§ Objective
Output as a numbered list the lines running from the one containing "Patent image size: (765, 663)." through the one containing "The surface S is at (346, 498).", both included, and omit any blank lines.

§ Material provided
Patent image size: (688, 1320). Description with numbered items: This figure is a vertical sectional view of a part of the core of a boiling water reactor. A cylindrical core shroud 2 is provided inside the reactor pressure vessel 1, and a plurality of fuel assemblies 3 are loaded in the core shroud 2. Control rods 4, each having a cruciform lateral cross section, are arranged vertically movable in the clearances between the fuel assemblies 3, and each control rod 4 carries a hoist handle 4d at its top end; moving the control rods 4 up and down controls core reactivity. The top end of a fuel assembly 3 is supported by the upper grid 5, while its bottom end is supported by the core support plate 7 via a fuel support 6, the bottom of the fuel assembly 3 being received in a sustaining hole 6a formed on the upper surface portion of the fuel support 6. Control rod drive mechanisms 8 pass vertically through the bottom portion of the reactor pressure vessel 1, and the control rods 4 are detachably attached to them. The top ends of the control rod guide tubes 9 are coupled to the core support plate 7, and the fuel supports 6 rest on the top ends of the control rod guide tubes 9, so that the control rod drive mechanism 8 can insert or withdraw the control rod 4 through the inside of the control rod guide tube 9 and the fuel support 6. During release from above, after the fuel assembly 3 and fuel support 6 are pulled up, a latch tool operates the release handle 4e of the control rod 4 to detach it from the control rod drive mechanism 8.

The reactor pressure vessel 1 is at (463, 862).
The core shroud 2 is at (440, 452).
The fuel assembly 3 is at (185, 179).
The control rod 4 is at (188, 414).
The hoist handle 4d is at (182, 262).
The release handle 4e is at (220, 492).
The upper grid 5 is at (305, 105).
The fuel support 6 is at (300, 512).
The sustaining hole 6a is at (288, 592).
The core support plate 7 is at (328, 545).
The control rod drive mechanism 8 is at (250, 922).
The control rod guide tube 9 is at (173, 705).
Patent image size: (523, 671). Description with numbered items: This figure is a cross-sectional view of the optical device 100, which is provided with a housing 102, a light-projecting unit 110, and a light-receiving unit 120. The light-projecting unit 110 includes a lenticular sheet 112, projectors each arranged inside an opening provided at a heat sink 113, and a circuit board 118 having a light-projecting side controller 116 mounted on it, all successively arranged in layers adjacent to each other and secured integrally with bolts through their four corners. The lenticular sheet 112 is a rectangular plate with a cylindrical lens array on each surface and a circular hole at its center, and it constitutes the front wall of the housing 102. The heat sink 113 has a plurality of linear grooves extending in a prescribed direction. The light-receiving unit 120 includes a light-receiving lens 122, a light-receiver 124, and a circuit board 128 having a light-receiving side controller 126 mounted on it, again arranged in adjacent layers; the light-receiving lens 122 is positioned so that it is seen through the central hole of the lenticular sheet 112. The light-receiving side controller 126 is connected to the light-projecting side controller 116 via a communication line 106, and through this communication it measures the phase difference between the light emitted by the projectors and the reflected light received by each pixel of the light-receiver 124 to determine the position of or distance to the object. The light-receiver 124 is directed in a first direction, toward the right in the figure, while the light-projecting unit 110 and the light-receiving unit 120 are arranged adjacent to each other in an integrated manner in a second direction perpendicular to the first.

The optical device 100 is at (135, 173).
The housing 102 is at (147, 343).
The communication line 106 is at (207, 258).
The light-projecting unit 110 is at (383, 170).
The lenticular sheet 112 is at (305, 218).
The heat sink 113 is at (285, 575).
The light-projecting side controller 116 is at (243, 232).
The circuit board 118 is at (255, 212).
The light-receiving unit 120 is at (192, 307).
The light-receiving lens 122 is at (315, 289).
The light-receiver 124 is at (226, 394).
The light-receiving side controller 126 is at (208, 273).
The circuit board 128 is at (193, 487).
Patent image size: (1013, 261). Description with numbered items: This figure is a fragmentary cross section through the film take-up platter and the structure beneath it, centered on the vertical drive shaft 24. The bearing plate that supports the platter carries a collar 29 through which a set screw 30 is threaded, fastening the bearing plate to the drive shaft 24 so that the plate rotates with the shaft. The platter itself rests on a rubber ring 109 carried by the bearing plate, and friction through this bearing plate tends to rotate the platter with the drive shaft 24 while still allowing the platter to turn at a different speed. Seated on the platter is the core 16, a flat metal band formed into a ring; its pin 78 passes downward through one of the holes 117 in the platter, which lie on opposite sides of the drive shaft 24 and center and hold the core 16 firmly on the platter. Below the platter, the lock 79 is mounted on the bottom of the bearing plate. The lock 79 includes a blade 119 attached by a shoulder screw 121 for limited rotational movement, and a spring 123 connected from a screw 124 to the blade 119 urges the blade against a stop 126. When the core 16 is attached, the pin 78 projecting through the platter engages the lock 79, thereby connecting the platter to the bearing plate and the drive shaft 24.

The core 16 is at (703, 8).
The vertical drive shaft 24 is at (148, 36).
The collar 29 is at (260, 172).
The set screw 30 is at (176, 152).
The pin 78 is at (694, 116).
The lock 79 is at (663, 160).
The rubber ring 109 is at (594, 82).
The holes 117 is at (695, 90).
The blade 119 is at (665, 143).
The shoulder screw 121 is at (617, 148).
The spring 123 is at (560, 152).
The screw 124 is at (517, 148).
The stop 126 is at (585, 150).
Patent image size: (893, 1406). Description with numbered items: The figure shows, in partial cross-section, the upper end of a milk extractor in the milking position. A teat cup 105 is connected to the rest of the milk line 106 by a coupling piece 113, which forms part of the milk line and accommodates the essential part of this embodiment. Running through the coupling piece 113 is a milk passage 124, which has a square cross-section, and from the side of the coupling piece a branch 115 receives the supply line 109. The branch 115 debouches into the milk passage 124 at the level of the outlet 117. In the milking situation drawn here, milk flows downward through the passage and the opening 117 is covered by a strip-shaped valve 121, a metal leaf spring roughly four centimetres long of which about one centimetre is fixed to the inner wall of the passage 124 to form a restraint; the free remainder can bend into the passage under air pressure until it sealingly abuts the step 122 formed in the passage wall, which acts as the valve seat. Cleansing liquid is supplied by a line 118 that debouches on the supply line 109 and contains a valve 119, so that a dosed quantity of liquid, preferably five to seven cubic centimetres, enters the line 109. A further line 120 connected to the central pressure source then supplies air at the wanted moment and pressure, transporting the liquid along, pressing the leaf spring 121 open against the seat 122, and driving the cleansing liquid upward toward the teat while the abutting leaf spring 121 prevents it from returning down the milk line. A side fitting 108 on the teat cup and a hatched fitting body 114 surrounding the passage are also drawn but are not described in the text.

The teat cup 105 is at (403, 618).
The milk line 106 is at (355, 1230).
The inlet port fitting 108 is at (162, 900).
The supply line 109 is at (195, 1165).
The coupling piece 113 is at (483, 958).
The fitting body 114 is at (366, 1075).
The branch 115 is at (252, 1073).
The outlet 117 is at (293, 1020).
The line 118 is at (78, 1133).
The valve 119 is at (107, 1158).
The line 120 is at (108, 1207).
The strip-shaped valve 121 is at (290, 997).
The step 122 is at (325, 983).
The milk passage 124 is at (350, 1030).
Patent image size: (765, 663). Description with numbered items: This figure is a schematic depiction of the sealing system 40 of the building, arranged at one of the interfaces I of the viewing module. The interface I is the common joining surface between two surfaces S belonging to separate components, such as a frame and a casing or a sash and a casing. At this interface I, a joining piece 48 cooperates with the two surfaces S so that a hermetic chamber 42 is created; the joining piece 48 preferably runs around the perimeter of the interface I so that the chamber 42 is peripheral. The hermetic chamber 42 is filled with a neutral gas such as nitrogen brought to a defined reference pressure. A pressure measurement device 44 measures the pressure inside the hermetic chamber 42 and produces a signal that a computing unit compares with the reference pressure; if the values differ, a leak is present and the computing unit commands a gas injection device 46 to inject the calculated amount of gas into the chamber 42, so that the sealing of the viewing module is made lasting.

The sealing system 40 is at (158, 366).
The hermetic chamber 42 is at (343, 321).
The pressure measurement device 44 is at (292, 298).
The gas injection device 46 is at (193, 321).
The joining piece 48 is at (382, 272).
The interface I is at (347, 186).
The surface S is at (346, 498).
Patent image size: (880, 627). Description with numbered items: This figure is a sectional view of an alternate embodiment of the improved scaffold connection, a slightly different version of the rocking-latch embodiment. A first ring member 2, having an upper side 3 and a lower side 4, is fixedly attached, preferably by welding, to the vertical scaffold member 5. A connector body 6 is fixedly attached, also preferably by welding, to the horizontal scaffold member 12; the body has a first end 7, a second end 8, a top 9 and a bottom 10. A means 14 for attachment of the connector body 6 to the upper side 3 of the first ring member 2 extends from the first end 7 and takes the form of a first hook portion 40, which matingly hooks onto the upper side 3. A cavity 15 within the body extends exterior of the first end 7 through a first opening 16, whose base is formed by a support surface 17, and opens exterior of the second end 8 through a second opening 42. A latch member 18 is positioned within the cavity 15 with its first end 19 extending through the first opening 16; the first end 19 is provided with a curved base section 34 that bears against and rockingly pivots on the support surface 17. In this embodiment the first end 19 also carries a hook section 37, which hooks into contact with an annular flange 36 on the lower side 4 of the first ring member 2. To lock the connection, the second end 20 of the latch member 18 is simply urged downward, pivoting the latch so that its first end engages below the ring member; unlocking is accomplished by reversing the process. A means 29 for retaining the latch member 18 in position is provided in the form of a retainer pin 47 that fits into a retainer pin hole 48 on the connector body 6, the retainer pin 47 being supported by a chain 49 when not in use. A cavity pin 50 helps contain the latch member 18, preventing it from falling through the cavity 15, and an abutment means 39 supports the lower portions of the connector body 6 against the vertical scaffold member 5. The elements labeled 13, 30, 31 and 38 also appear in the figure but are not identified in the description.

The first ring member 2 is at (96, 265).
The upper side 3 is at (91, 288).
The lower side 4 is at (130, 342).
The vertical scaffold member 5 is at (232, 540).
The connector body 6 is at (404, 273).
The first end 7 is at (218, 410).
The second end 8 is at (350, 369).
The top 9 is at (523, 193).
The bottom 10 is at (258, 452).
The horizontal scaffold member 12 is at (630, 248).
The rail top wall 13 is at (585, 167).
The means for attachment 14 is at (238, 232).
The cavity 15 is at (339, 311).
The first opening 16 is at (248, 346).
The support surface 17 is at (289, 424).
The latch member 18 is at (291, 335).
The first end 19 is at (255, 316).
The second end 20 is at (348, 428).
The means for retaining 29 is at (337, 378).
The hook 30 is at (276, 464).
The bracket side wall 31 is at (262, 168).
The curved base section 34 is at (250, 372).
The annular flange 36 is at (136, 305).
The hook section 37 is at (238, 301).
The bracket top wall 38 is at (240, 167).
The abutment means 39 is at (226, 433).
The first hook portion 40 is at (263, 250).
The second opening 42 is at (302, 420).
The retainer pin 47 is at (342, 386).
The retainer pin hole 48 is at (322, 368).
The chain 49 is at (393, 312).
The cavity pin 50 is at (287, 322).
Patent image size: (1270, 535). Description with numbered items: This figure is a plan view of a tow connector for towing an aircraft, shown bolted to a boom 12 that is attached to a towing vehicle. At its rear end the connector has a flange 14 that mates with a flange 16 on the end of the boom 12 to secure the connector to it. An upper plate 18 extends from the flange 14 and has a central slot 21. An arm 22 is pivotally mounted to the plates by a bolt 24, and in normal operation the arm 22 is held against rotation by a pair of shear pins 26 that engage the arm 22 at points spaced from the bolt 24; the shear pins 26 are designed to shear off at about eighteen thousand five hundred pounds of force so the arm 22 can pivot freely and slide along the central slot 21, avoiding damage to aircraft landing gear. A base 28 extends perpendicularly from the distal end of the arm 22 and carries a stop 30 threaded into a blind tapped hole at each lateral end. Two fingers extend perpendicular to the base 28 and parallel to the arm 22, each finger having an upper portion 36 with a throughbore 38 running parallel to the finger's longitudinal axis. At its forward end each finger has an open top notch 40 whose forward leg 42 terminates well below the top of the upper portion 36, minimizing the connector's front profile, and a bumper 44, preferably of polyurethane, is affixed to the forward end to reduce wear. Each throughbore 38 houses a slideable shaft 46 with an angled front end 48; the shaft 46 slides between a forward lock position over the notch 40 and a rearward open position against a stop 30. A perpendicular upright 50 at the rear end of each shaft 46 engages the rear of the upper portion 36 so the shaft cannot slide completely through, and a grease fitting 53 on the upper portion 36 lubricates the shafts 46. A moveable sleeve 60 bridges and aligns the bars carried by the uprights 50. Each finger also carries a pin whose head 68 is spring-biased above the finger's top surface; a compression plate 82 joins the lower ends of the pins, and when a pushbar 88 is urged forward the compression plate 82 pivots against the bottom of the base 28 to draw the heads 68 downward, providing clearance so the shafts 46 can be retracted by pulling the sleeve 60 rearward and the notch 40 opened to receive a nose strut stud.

§ Result of the exercise
1. Patent image size: (765, 663). Description with numbered items: This figure is a schematic depiction of the sealing system 40 of the building, arranged at one of the interfaces I of the viewing module. The interface I is the common joining surface between two surfaces S belonging to separate components, such as a frame and a casing or a sash and a casing. At this interface I, a joining piece 48 cooperates with the two surfaces S so that a hermetic chamber 42 is created; the joining piece 48 preferably runs around the perimeter of the interface I so that the chamber 42 is peripheral. The hermetic chamber 42 is filled with a neutral gas such as nitrogen brought to a defined reference pressure. A pressure measurement device 44 measures the pressure inside the hermetic chamber 42 and produces a signal that a computing unit compares with the reference pressure; if the values differ, a leak is present and the computing unit commands a gas injection device 46 to inject the calculated amount of gas into the chamber 42, so that the sealing of the viewing module is made lasting.
2. The sealing system 40 is at (158, 366).
3. The hermetic chamber 42 is at (343, 321).
4. The pressure measurement device 44 is at (292, 298).
5. The gas injection device 46 is at (193, 321).
6. The joining piece 48 is at (382, 272).
7. The interface I is at (347, 186).
8. The surface S is at (346, 498).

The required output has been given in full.